● **Work to do**:
Write out each line exactly as given. Leave the pictures out of your copy.

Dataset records

##############################

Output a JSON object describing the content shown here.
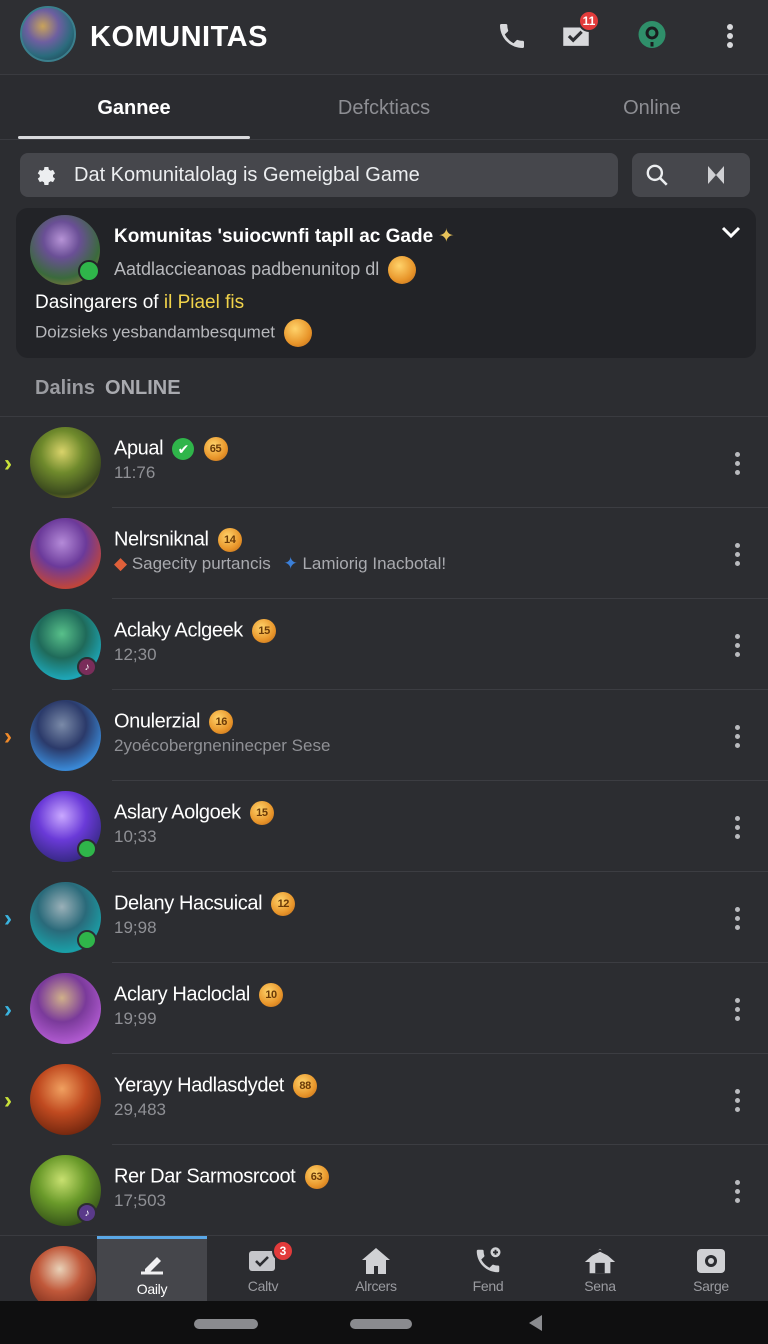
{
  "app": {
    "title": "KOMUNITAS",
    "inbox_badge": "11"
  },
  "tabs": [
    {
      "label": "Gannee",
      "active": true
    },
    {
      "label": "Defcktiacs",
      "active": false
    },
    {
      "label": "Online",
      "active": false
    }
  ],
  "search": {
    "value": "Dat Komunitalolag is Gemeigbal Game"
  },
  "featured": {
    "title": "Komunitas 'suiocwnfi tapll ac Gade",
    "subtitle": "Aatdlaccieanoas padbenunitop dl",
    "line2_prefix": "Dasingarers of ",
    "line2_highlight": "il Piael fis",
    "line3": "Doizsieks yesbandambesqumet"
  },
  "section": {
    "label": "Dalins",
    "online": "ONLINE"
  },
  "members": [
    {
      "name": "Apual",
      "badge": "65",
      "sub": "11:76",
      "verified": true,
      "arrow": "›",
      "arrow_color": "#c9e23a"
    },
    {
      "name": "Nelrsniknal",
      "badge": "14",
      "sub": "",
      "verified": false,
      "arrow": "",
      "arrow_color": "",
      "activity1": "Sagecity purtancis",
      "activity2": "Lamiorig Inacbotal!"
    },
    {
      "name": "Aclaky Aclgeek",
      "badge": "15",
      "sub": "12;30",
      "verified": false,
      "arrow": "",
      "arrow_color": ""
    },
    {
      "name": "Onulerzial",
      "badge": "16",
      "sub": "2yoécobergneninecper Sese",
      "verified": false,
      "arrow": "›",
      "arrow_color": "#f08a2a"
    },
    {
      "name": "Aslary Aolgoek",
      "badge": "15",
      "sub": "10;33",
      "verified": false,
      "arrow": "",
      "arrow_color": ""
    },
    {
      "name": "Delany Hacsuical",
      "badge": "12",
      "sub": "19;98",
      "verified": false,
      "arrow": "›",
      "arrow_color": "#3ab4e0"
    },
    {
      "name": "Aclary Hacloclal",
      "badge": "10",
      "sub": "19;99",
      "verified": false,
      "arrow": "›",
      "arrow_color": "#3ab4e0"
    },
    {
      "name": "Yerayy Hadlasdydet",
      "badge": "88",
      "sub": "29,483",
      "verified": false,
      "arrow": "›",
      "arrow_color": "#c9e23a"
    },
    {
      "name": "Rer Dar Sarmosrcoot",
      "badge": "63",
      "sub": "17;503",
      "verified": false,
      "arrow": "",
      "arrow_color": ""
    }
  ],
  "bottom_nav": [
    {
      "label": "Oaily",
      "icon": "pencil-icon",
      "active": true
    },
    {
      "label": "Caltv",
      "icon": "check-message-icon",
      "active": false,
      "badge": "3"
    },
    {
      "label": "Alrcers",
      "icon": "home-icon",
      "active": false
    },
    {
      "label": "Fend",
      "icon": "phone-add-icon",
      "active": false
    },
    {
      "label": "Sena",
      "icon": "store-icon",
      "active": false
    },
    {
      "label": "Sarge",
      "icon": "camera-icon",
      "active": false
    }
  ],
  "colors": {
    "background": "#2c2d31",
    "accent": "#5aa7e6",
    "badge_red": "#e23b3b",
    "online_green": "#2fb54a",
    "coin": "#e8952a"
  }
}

##############################

● **Answer to the exercise**:
Output a JSON object describing the content shown here.
{
  "app": {
    "title": "KOMUNITAS",
    "inbox_badge": "11"
  },
  "tabs": [
    {
      "label": "Gannee",
      "active": true
    },
    {
      "label": "Defcktiacs",
      "active": false
    },
    {
      "label": "Online",
      "active": false
    }
  ],
  "search": {
    "value": "Dat Komunitalolag is Gemeigbal Game"
  },
  "featured": {
    "title": "Komunitas 'suiocwnfi tapll ac Gade",
    "subtitle": "Aatdlaccieanoas padbenunitop dl",
    "line2_prefix": "Dasingarers of ",
    "line2_highlight": "il Piael fis",
    "line3": "Doizsieks yesbandambesqumet"
  },
  "section": {
    "label": "Dalins",
    "online": "ONLINE"
  },
  "members": [
    {
      "name": "Apual",
      "badge": "65",
      "sub": "11:76",
      "verified": true,
      "arrow": "›",
      "arrow_color": "#c9e23a"
    },
    {
      "name": "Nelrsniknal",
      "badge": "14",
      "sub": "",
      "verified": false,
      "arrow": "",
      "arrow_color": "",
      "activity1": "Sagecity purtancis",
      "activity2": "Lamiorig Inacbotal!"
    },
    {
      "name": "Aclaky Aclgeek",
      "badge": "15",
      "sub": "12;30",
      "verified": false,
      "arrow": "",
      "arrow_color": ""
    },
    {
      "name": "Onulerzial",
      "badge": "16",
      "sub": "2yoécobergneninecper Sese",
      "verified": false,
      "arrow": "›",
      "arrow_color": "#f08a2a"
    },
    {
      "name": "Aslary Aolgoek",
      "badge": "15",
      "sub": "10;33",
      "verified": false,
      "arrow": "",
      "arrow_color": ""
    },
    {
      "name": "Delany Hacsuical",
      "badge": "12",
      "sub": "19;98",
      "verified": false,
      "arrow": "›",
      "arrow_color": "#3ab4e0"
    },
    {
      "name": "Aclary Hacloclal",
      "badge": "10",
      "sub": "19;99",
      "verified": false,
      "arrow": "›",
      "arrow_color": "#3ab4e0"
    },
    {
      "name": "Yerayy Hadlasdydet",
      "badge": "88",
      "sub": "29,483",
      "verified": false,
      "arrow": "›",
      "arrow_color": "#c9e23a"
    },
    {
      "name": "Rer Dar Sarmosrcoot",
      "badge": "63",
      "sub": "17;503",
      "verified": false,
      "arrow": "",
      "arrow_color": ""
    }
  ],
  "bottom_nav": [
    {
      "label": "Oaily",
      "icon": "pencil-icon",
      "active": true
    },
    {
      "label": "Caltv",
      "icon": "check-message-icon",
      "active": false,
      "badge": "3"
    },
    {
      "label": "Alrcers",
      "icon": "home-icon",
      "active": false
    },
    {
      "label": "Fend",
      "icon": "phone-add-icon",
      "active": false
    },
    {
      "label": "Sena",
      "icon": "store-icon",
      "active": false
    },
    {
      "label": "Sarge",
      "icon": "camera-icon",
      "active": false
    }
  ],
  "colors": {
    "background": "#2c2d31",
    "accent": "#5aa7e6",
    "badge_red": "#e23b3b",
    "online_green": "#2fb54a",
    "coin": "#e8952a"
  }
}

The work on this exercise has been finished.